SET TASK:
Of the lines in the listing, how many include the string "JSON"? Write the number and nothing else.

Records from a data collection:
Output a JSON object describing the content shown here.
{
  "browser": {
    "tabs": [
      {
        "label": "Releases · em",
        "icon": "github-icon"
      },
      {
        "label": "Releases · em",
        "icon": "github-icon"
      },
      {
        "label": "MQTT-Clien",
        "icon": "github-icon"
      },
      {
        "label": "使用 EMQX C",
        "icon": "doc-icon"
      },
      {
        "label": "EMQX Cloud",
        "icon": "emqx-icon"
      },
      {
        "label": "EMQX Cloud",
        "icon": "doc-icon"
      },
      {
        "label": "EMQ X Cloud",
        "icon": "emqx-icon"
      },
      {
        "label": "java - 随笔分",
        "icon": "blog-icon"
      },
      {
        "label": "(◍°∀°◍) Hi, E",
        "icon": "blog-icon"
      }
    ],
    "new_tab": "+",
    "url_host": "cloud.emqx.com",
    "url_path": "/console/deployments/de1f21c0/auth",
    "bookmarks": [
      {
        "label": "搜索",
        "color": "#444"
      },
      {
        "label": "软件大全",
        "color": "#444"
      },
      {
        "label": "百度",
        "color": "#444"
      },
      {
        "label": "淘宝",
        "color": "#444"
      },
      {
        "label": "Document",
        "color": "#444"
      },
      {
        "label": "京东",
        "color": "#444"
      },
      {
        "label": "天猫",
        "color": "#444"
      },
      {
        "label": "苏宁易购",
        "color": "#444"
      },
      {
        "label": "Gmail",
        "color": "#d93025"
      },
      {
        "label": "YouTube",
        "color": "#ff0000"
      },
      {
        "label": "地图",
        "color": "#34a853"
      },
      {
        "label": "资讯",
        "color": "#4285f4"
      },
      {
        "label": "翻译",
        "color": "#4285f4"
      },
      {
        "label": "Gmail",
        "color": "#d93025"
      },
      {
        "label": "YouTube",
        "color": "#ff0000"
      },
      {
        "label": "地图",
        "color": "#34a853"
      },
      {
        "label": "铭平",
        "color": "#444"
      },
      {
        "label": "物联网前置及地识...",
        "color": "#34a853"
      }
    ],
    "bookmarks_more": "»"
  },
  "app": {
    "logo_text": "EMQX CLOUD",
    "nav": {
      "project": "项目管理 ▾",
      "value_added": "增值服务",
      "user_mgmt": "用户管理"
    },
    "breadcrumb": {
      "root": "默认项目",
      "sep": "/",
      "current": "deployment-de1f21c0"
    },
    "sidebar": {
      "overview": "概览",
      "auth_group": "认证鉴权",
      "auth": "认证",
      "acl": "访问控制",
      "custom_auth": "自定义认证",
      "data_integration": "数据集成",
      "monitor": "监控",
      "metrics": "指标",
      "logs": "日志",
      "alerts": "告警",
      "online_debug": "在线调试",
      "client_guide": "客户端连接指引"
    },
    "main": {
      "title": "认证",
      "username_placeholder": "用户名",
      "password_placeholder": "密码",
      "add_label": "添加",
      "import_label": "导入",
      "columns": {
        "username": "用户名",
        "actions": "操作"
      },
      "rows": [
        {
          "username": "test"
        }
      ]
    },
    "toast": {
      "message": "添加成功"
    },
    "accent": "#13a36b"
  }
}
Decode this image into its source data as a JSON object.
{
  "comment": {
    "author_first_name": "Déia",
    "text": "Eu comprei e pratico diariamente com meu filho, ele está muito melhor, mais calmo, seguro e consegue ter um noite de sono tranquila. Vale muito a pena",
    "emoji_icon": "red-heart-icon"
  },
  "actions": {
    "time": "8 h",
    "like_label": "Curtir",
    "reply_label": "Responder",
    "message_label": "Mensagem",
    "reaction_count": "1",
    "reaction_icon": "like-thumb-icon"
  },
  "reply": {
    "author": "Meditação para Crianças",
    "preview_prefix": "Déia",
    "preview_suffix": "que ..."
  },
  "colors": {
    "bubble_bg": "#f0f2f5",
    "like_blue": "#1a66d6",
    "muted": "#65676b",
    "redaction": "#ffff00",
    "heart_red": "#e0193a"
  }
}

...

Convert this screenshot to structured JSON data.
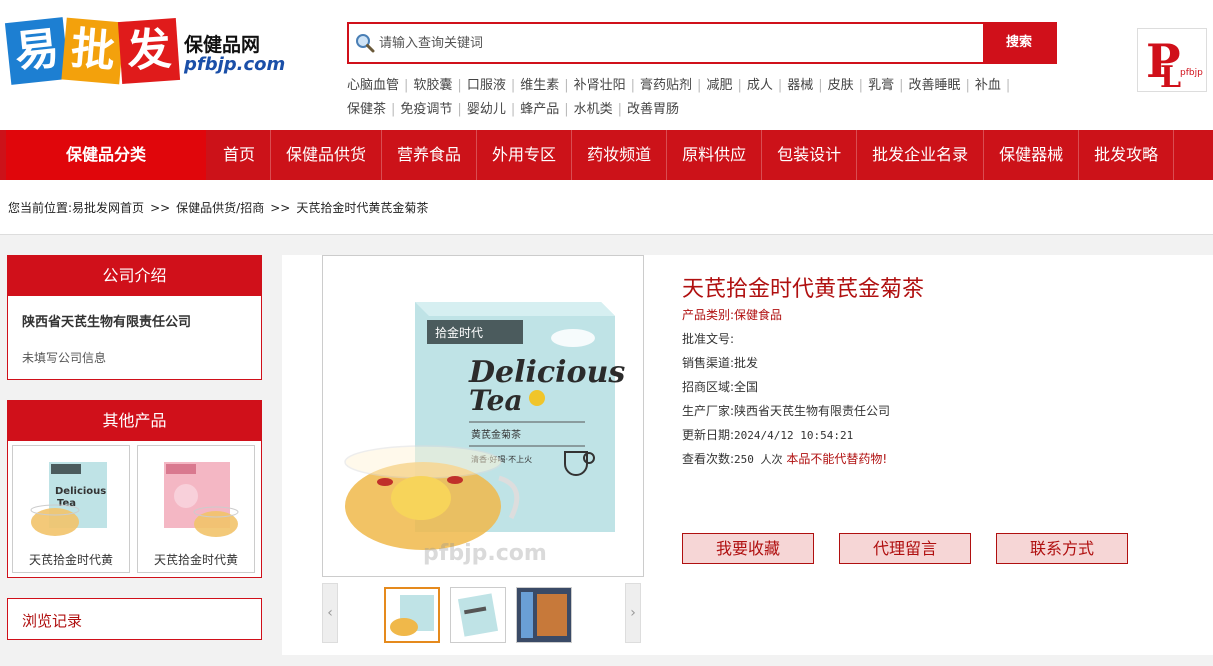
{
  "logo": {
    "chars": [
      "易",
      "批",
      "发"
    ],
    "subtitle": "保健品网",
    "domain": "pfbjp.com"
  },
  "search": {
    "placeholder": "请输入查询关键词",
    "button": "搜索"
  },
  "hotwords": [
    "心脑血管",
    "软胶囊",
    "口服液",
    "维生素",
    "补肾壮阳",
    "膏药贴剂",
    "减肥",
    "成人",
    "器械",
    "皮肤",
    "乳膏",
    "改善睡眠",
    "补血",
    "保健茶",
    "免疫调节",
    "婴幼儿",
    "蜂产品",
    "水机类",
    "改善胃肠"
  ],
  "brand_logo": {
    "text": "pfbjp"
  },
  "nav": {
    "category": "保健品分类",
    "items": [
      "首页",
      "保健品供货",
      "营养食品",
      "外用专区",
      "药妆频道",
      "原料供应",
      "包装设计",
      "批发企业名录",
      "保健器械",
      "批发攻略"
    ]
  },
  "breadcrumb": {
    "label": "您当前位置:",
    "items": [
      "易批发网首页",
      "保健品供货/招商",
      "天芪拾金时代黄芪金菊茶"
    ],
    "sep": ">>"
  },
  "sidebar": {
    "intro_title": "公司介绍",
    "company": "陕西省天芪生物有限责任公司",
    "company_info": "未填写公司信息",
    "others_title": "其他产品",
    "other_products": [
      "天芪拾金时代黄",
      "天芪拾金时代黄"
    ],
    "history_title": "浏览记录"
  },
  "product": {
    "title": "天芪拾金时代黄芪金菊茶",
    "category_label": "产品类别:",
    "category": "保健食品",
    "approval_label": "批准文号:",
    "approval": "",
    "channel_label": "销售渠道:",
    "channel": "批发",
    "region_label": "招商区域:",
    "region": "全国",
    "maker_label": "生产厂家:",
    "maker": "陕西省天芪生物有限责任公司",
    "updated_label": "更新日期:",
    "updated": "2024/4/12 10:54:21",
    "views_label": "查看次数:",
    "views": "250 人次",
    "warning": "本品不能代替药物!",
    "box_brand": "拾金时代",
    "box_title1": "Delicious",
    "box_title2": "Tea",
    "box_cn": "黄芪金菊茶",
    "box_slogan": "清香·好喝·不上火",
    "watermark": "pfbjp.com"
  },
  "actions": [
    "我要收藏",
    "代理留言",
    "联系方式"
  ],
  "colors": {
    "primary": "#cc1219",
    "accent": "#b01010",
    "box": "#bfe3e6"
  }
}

RESULT OF THE EXERCISE:
3